> Given task
In the data below, find each line containing the string "meta" and return it.

> Records for this task
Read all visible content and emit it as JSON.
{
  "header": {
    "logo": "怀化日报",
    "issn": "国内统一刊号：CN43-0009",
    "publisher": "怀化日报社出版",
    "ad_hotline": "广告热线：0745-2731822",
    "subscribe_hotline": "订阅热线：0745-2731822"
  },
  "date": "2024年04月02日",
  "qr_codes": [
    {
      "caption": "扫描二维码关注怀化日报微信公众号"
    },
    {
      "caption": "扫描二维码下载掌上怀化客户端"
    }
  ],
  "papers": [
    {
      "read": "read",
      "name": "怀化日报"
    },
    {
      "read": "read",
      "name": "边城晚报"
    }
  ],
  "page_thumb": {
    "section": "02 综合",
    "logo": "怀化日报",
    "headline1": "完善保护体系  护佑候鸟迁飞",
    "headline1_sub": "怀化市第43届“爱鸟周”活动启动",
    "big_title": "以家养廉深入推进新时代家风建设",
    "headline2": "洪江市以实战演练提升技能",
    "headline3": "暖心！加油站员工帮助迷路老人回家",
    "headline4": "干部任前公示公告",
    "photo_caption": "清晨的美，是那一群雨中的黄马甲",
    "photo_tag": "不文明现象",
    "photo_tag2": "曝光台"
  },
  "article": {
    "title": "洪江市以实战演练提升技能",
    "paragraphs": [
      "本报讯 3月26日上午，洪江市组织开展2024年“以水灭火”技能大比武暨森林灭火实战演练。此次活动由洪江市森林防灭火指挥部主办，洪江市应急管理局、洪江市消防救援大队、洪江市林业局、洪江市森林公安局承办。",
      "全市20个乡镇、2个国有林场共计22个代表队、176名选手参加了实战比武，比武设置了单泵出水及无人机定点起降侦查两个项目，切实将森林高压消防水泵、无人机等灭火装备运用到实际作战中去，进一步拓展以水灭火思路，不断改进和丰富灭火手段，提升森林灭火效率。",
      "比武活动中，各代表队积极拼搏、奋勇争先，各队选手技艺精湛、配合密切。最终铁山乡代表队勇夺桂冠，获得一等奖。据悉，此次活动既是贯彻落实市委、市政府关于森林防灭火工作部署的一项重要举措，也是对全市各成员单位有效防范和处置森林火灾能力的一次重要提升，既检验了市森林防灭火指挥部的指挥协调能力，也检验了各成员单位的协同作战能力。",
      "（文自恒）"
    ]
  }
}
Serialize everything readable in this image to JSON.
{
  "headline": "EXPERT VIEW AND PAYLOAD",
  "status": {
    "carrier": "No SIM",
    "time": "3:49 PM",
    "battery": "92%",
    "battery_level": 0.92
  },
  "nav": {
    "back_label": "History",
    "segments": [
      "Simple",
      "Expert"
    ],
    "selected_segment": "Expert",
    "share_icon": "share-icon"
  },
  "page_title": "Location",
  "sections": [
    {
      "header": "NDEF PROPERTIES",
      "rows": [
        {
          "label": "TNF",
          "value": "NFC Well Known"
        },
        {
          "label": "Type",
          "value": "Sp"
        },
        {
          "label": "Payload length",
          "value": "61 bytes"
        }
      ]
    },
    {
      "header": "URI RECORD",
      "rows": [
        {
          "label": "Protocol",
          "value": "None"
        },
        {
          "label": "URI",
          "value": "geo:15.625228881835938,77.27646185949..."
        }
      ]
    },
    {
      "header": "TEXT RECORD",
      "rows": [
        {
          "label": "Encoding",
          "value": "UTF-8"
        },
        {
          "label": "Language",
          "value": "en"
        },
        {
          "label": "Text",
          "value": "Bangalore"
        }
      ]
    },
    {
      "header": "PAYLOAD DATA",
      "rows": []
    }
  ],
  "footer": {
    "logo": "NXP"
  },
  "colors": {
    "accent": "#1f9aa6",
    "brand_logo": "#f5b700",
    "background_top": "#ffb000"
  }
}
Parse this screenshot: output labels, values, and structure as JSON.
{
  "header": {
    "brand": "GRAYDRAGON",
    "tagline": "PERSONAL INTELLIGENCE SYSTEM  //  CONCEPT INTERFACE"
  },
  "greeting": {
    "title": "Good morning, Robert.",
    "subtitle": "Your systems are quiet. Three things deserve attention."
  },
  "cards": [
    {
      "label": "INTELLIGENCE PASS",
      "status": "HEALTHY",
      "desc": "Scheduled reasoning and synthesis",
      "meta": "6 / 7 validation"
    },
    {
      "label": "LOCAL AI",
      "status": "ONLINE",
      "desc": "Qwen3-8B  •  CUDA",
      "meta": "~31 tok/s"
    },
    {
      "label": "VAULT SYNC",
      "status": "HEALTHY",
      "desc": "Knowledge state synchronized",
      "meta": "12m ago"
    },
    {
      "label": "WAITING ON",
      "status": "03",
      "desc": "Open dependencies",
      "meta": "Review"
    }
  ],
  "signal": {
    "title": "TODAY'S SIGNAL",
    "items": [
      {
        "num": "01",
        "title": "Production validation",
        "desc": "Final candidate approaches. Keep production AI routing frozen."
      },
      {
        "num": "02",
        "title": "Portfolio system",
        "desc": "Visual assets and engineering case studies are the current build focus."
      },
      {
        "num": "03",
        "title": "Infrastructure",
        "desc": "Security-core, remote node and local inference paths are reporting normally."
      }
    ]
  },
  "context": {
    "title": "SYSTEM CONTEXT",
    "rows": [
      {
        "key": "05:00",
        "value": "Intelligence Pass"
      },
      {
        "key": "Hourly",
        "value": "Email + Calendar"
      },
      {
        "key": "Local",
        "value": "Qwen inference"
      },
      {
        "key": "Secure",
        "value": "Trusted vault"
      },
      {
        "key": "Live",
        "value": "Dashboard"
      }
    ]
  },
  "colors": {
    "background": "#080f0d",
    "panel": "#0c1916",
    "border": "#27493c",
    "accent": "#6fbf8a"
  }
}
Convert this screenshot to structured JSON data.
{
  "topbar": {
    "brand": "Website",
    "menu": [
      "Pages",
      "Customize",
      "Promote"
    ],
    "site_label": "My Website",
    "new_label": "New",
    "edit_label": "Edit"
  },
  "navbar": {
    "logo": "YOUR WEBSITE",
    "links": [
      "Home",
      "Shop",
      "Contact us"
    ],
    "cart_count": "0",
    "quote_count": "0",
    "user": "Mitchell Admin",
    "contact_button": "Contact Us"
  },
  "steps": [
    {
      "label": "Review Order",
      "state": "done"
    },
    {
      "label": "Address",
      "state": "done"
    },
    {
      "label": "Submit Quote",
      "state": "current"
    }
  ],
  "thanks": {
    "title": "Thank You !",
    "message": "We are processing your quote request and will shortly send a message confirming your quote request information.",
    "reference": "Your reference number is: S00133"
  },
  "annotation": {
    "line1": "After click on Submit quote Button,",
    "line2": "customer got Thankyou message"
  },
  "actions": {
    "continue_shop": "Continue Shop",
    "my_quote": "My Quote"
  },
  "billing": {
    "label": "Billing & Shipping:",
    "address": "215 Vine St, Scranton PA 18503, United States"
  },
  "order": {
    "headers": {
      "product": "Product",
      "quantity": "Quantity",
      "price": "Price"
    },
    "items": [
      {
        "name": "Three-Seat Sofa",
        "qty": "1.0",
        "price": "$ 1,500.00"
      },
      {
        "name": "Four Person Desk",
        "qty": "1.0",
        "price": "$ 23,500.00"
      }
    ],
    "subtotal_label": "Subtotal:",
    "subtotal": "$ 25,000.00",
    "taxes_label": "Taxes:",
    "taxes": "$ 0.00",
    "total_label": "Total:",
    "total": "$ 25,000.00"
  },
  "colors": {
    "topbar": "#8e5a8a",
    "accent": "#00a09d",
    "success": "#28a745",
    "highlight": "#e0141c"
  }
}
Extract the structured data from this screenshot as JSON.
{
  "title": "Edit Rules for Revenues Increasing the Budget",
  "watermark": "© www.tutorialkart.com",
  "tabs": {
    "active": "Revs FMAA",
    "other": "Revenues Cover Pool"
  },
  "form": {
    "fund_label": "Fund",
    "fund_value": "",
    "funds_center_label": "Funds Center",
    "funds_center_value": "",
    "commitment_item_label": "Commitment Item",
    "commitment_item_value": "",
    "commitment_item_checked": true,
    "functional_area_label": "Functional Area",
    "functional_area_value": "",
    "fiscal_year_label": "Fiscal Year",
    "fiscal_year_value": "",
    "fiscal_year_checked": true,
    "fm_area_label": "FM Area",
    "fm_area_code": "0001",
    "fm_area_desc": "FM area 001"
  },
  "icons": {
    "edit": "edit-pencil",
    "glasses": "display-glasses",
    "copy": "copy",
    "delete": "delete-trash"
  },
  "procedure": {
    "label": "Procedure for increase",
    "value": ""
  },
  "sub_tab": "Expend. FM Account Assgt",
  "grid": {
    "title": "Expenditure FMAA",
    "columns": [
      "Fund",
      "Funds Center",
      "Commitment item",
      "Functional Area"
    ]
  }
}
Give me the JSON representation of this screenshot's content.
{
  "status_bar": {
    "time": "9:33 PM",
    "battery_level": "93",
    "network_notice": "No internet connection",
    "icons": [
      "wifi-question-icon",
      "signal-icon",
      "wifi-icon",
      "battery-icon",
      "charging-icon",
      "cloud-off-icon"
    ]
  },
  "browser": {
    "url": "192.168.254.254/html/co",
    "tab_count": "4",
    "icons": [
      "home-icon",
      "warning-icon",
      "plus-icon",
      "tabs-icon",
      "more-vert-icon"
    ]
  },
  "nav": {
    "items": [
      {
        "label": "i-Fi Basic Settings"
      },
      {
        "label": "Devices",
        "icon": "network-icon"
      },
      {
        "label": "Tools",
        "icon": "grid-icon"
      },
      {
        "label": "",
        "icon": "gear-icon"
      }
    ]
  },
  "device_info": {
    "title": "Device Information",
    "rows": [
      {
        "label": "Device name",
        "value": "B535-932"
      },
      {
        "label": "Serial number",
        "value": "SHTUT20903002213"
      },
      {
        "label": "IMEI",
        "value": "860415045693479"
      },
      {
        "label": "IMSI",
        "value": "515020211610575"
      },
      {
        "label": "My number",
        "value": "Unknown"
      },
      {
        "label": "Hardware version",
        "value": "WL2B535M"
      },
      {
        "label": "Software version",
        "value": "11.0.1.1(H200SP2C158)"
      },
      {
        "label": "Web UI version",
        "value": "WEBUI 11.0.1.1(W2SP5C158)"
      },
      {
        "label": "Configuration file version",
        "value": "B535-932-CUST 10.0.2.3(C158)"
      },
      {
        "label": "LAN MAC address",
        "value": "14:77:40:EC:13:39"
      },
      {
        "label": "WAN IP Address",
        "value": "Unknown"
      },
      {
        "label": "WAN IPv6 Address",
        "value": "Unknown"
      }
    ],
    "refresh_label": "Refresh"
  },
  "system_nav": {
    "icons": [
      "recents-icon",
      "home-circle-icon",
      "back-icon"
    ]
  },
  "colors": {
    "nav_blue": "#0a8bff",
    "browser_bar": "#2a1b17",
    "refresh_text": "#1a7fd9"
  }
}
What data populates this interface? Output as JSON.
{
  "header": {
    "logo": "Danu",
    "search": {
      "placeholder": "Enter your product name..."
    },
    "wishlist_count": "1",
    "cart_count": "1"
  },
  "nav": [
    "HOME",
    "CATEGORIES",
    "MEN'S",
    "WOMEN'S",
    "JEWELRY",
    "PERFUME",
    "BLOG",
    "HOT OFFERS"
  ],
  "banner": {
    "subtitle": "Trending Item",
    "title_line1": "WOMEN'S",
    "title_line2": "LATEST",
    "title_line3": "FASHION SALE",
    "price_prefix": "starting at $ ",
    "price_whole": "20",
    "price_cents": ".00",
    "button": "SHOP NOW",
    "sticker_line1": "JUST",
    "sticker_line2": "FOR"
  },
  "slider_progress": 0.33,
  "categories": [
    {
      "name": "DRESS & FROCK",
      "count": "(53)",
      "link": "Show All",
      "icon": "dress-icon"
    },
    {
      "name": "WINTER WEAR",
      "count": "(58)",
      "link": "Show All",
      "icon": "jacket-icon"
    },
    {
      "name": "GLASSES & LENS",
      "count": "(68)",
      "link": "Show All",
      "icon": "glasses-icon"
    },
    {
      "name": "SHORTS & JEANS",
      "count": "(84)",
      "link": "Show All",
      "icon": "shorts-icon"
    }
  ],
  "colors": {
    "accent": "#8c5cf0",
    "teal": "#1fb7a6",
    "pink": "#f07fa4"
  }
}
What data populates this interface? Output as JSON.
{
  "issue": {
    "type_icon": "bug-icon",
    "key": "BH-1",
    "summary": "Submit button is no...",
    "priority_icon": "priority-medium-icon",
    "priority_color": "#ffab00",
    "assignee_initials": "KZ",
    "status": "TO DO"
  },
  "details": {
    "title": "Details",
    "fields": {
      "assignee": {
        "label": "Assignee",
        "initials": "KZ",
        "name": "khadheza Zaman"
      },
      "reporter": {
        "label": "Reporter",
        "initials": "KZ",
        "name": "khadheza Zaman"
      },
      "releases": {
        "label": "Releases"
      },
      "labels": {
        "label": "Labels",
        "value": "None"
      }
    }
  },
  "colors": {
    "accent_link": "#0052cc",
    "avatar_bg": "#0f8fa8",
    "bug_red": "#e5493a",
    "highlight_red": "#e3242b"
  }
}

> Exercise result
      "meta": "6 / 7 validation"
      "meta": "~31 tok/s"
      "meta": "12m ago"
      "meta": "Review"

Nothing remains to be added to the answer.